[start RECORDS PROVIDED]
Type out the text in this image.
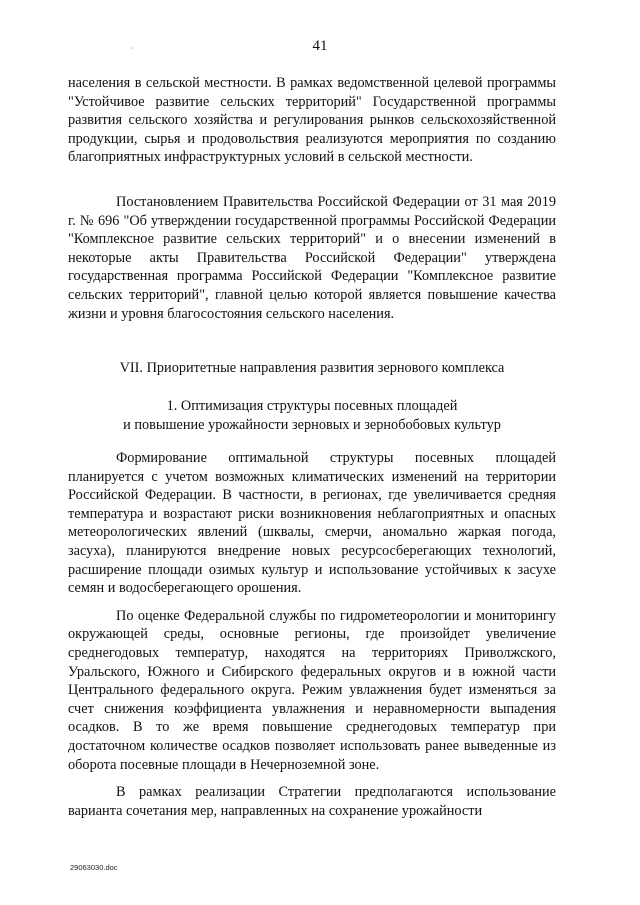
41
·

населения в сельской местности. В рамках ведомственной целевой программы "Устойчивое развитие сельских территорий" Государственной программы развития сельского хозяйства и регулирования рынков сельскохозяйственной продукции, сырья и продовольствия реализуются мероприятия по созданию благоприятных инфраструктурных условий в сельской местности.

Постановлением Правительства Российской Федерации от 31 мая 2019 г. № 696 "Об утверждении государственной программы Российской Федерации "Комплексное развитие сельских территорий" и о внесении изменений в некоторые акты Правительства Российской Федерации" утверждена государственная программа Российской Федерации "Комплексное развитие сельских территорий", главной целью которой является повышение качества жизни и уровня благосостояния сельского населения.

VII. Приоритетные направления развития зернового комплекса

1. Оптимизация структуры посевных площадей

и повышение урожайности зерновых и зернобобовых культур

Формирование оптимальной структуры посевных площадей планируется с учетом возможных климатических изменений на территории Российской Федерации. В частности, в регионах, где увеличивается средняя температура и возрастают риски возникновения неблагоприятных и опасных метеорологических явлений (шквалы, смерчи, аномально жаркая погода, засуха), планируются внедрение новых ресурсосберегающих технологий, расширение площади озимых культур и использование устойчивых к засухе семян и водосберегающего орошения.

По оценке Федеральной службы по гидрометеорологии и мониторингу окружающей среды, основные регионы, где произойдет увеличение среднегодовых температур, находятся на территориях Приволжского, Уральского, Южного и Сибирского федеральных округов и в южной части Центрального федерального округа. Режим увлажнения будет изменяться за счет снижения коэффициента увлажнения и неравномерности выпадения осадков. В то же время повышение среднегодовых температур при достаточном количестве осадков позволяет использовать ранее выведенные из оборота посевные площади в Нечерноземной зоне.

В рамках реализации Стратегии предполагаются использование варианта сочетания мер, направленных на сохранение урожайности

29063030.doc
[end RECORDS PROVIDED]
_THE TASK_:
Without the pictures, restate all the entries above exactly.

_RESULT OF THE EXERCISE_:
Type out the text in this image.
41
·

населения в сельской местности. В рамках ведомственной целевой программы "Устойчивое развитие сельских территорий" Государственной программы развития сельского хозяйства и регулирования рынков сельскохозяйственной продукции, сырья и продовольствия реализуются мероприятия по созданию благоприятных инфраструктурных условий в сельской местности.

Постановлением Правительства Российской Федерации от 31 мая 2019 г. № 696 "Об утверждении государственной программы Российской Федерации "Комплексное развитие сельских территорий" и о внесении изменений в некоторые акты Правительства Российской Федерации" утверждена государственная программа Российской Федерации "Комплексное развитие сельских территорий", главной целью которой является повышение качества жизни и уровня благосостояния сельского населения.

VII. Приоритетные направления развития зернового комплекса

1. Оптимизация структуры посевных площадей

и повышение урожайности зерновых и зернобобовых культур

Формирование оптимальной структуры посевных площадей планируется с учетом возможных климатических изменений на территории Российской Федерации. В частности, в регионах, где увеличивается средняя температура и возрастают риски возникновения неблагоприятных и опасных метеорологических явлений (шквалы, смерчи, аномально жаркая погода, засуха), планируются внедрение новых ресурсосберегающих технологий, расширение площади озимых культур и использование устойчивых к засухе семян и водосберегающего орошения.

По оценке Федеральной службы по гидрометеорологии и мониторингу окружающей среды, основные регионы, где произойдет увеличение среднегодовых температур, находятся на территориях Приволжского, Уральского, Южного и Сибирского федеральных округов и в южной части Центрального федерального округа. Режим увлажнения будет изменяться за счет снижения коэффициента увлажнения и неравномерности выпадения осадков. В то же время повышение среднегодовых температур при достаточном количестве осадков позволяет использовать ранее выведенные из оборота посевные площади в Нечерноземной зоне.

В рамках реализации Стратегии предполагаются использование варианта сочетания мер, направленных на сохранение урожайности

29063030.doc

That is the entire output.